Gather all lines from the material that contain the word "this".

> _Data shown_:
·····

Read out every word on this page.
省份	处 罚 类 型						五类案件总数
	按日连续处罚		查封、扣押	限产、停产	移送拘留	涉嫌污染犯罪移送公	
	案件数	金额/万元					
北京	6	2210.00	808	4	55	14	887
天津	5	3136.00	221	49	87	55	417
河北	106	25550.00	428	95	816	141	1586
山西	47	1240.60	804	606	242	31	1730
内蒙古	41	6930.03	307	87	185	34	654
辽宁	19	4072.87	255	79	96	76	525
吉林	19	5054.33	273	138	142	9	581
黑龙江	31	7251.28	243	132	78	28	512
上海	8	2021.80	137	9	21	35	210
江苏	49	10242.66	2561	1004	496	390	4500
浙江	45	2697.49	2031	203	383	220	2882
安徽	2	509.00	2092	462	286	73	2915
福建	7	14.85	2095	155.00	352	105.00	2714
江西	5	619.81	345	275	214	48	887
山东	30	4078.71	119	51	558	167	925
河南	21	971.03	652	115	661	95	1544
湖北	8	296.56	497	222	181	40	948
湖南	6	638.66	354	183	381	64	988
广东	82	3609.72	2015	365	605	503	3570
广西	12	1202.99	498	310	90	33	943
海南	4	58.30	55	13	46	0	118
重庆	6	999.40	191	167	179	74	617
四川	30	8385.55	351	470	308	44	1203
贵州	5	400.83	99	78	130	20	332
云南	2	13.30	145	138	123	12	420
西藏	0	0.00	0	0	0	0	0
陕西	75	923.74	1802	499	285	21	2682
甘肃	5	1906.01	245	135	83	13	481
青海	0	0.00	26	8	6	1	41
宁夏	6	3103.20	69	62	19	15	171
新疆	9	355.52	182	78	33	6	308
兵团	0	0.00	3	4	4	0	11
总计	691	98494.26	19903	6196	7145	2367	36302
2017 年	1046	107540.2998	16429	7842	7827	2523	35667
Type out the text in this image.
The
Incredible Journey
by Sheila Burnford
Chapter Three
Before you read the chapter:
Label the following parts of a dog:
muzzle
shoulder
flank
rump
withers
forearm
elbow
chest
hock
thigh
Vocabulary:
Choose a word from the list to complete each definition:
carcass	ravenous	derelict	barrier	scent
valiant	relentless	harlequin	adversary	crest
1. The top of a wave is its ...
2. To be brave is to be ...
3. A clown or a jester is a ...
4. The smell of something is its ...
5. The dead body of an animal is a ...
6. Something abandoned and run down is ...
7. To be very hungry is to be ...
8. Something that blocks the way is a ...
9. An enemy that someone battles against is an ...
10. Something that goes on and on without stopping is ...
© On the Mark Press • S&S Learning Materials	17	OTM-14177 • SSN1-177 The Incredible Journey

·····

> _Response_:
Read out every word on this page.
Type out the text in this image.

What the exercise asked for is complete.